What is asked: Provide only the number of lines in the listing that contain the string "mean".

(Excerpts from a figure dataset)
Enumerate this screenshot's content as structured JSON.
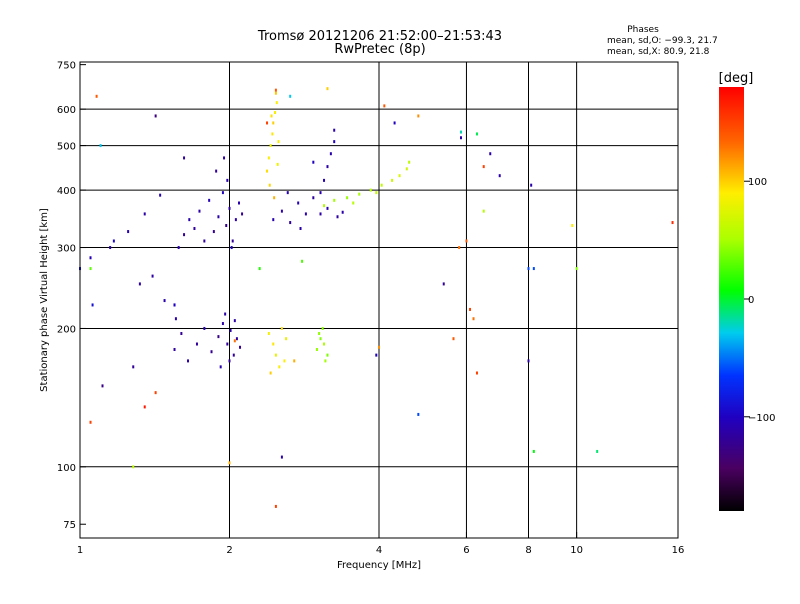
{
  "chart_data": {
    "type": "scatter",
    "title": "Tromsø 20121206 21:52:00–21:53:43",
    "subtitle": "RwPretec (8p)",
    "xlabel": "Frequency [MHz]",
    "ylabel": "Stationary phase Virtual Height [km]",
    "x_scale": "log",
    "y_scale": "log",
    "xlim": [
      1,
      16
    ],
    "ylim": [
      70,
      760
    ],
    "x_ticks": [
      1,
      2,
      4,
      6,
      8,
      10,
      16
    ],
    "x_tick_labels": [
      "1",
      "2",
      "4",
      "6",
      "8",
      "10",
      "16"
    ],
    "x_gridlines": [
      2,
      4,
      6,
      8,
      10
    ],
    "y_ticks": [
      75,
      100,
      200,
      300,
      400,
      500,
      600,
      750
    ],
    "y_tick_labels": [
      "75",
      "100",
      "200",
      "300",
      "400",
      "500",
      "600",
      "750"
    ],
    "y_gridlines": [
      100,
      200,
      300,
      400,
      500,
      600
    ],
    "grid": true,
    "info": {
      "heading": "Phases",
      "line1": "mean, sd,O: −99.3, 21.7",
      "line2": "mean, sd,X:  80.9, 21.8"
    },
    "colorbar": {
      "label": "[deg]",
      "range": [
        -180,
        180
      ],
      "ticks": [
        100,
        0,
        -100
      ],
      "tick_labels": [
        "100",
        "0",
        "−100"
      ]
    },
    "series": [
      {
        "points": [
          [
            1.58,
            300,
            -110
          ],
          [
            1.62,
            320,
            -120
          ],
          [
            1.66,
            345,
            -108
          ],
          [
            1.7,
            330,
            -115
          ],
          [
            1.74,
            360,
            -112
          ],
          [
            1.78,
            310,
            -118
          ],
          [
            1.82,
            380,
            -105
          ],
          [
            1.86,
            325,
            -122
          ],
          [
            1.9,
            350,
            -110
          ],
          [
            1.94,
            395,
            -100
          ],
          [
            1.97,
            335,
            -125
          ],
          [
            2.0,
            365,
            -115
          ],
          [
            2.03,
            310,
            -118
          ],
          [
            2.06,
            345,
            -112
          ],
          [
            2.09,
            375,
            -108
          ],
          [
            2.12,
            355,
            -120
          ],
          [
            1.98,
            420,
            -110
          ],
          [
            2.02,
            300,
            -100
          ],
          [
            1.95,
            470,
            -112
          ],
          [
            1.88,
            440,
            -118
          ],
          [
            1.55,
            180,
            -115
          ],
          [
            1.6,
            195,
            -120
          ],
          [
            1.65,
            170,
            -112
          ],
          [
            1.72,
            185,
            -118
          ],
          [
            1.78,
            200,
            -108
          ],
          [
            1.84,
            178,
            -122
          ],
          [
            1.9,
            192,
            -125
          ],
          [
            1.94,
            205,
            -110
          ],
          [
            1.98,
            185,
            -118
          ],
          [
            2.01,
            198,
            -112
          ],
          [
            2.04,
            175,
            -120
          ],
          [
            2.07,
            190,
            -115
          ],
          [
            2.1,
            182,
            -122
          ],
          [
            1.96,
            215,
            -110
          ],
          [
            2.0,
            170,
            -118
          ],
          [
            1.56,
            210,
            -110
          ],
          [
            1.92,
            165,
            -108
          ],
          [
            2.05,
            208,
            -112
          ],
          [
            2.45,
            345,
            -108
          ],
          [
            2.55,
            360,
            -112
          ],
          [
            2.65,
            340,
            -118
          ],
          [
            2.75,
            375,
            -105
          ],
          [
            2.85,
            355,
            -110
          ],
          [
            2.95,
            385,
            -115
          ],
          [
            2.78,
            330,
            -110
          ],
          [
            2.62,
            395,
            -108
          ],
          [
            3.05,
            395,
            -110
          ],
          [
            3.1,
            420,
            -105
          ],
          [
            3.15,
            450,
            -112
          ],
          [
            3.2,
            480,
            -108
          ],
          [
            3.25,
            510,
            -100
          ],
          [
            3.05,
            355,
            -112
          ],
          [
            3.15,
            365,
            -108
          ],
          [
            3.3,
            350,
            -115
          ],
          [
            3.38,
            358,
            -110
          ],
          [
            3.25,
            540,
            -110
          ],
          [
            1.62,
            470,
            -115
          ],
          [
            1.05,
            285,
            -105
          ],
          [
            1.15,
            300,
            -110
          ],
          [
            1.25,
            325,
            -108
          ],
          [
            1.35,
            355,
            -112
          ],
          [
            1.45,
            390,
            -108
          ],
          [
            1.32,
            250,
            -112
          ],
          [
            1.48,
            230,
            -108
          ],
          [
            1.4,
            260,
            -112
          ]
        ]
      },
      {
        "points": [
          [
            2.38,
            440,
            95
          ],
          [
            2.4,
            470,
            88
          ],
          [
            2.42,
            500,
            80
          ],
          [
            2.44,
            530,
            92
          ],
          [
            2.45,
            560,
            100
          ],
          [
            2.47,
            590,
            85
          ],
          [
            2.49,
            620,
            90
          ],
          [
            2.41,
            410,
            98
          ],
          [
            2.46,
            385,
            110
          ],
          [
            2.5,
            455,
            82
          ],
          [
            2.48,
            650,
            102
          ],
          [
            2.43,
            580,
            94
          ],
          [
            2.51,
            510,
            86
          ],
          [
            2.4,
            195,
            85
          ],
          [
            2.45,
            185,
            92
          ],
          [
            2.48,
            175,
            78
          ],
          [
            2.52,
            165,
            88
          ],
          [
            2.55,
            200,
            95
          ],
          [
            2.6,
            190,
            80
          ],
          [
            2.42,
            160,
            100
          ],
          [
            2.58,
            170,
            90
          ],
          [
            3.0,
            180,
            45
          ],
          [
            3.05,
            190,
            40
          ],
          [
            3.1,
            185,
            50
          ],
          [
            3.15,
            175,
            38
          ],
          [
            3.08,
            200,
            42
          ],
          [
            3.12,
            170,
            48
          ],
          [
            3.03,
            195,
            44
          ],
          [
            3.1,
            370,
            52
          ],
          [
            3.25,
            380,
            48
          ],
          [
            3.45,
            385,
            45
          ],
          [
            3.65,
            392,
            50
          ],
          [
            3.85,
            400,
            55
          ],
          [
            4.05,
            410,
            60
          ],
          [
            4.25,
            420,
            65
          ],
          [
            4.4,
            430,
            72
          ],
          [
            4.55,
            445,
            68
          ],
          [
            4.6,
            460,
            58
          ],
          [
            3.55,
            375,
            55
          ],
          [
            3.95,
            395,
            62
          ],
          [
            2.8,
            280,
            25
          ],
          [
            2.3,
            270,
            15
          ],
          [
            6.3,
            530,
            -5
          ],
          [
            4.8,
            580,
            120
          ],
          [
            9.8,
            335,
            90
          ],
          [
            11.0,
            108,
            -10
          ],
          [
            8.2,
            108,
            5
          ],
          [
            5.85,
            535,
            -20
          ],
          [
            6.5,
            360,
            55
          ],
          [
            10.0,
            270,
            40
          ],
          [
            1.05,
            270,
            30
          ],
          [
            1.28,
            100,
            60
          ],
          [
            2.0,
            102,
            110
          ],
          [
            2.7,
            170,
            110
          ]
        ]
      },
      {
        "points": [
          [
            1.0,
            270,
            -85
          ],
          [
            1.06,
            225,
            -90
          ],
          [
            1.1,
            500,
            -30
          ],
          [
            1.11,
            150,
            -125
          ],
          [
            1.17,
            310,
            -95
          ],
          [
            1.28,
            165,
            -118
          ],
          [
            1.42,
            580,
            -130
          ],
          [
            1.55,
            225,
            -110
          ],
          [
            2.48,
            660,
            140
          ],
          [
            2.48,
            82,
            150
          ],
          [
            2.55,
            105,
            -110
          ],
          [
            2.65,
            640,
            -30
          ],
          [
            2.95,
            460,
            -100
          ],
          [
            3.15,
            665,
            100
          ],
          [
            4.1,
            610,
            140
          ],
          [
            3.95,
            175,
            -100
          ],
          [
            4.0,
            182,
            120
          ],
          [
            4.3,
            560,
            -100
          ],
          [
            4.8,
            130,
            -60
          ],
          [
            5.4,
            250,
            -120
          ],
          [
            5.8,
            300,
            130
          ],
          [
            5.85,
            520,
            -110
          ],
          [
            6.1,
            220,
            150
          ],
          [
            6.2,
            210,
            130
          ],
          [
            6.3,
            160,
            150
          ],
          [
            6.5,
            450,
            150
          ],
          [
            7.0,
            430,
            -110
          ],
          [
            8.0,
            270,
            -60
          ],
          [
            8.0,
            170,
            -110
          ],
          [
            8.1,
            410,
            -110
          ],
          [
            8.2,
            270,
            -60
          ],
          [
            6.0,
            310,
            140
          ],
          [
            1.08,
            640,
            140
          ],
          [
            1.05,
            125,
            150
          ],
          [
            1.35,
            135,
            170
          ],
          [
            1.42,
            145,
            150
          ],
          [
            2.05,
            188,
            130
          ],
          [
            15.6,
            340,
            160
          ],
          [
            5.65,
            190,
            140
          ],
          [
            1.55,
            225,
            -100
          ],
          [
            2.38,
            560,
            150
          ],
          [
            6.7,
            480,
            -110
          ]
        ]
      }
    ]
  }
}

Expected output: 2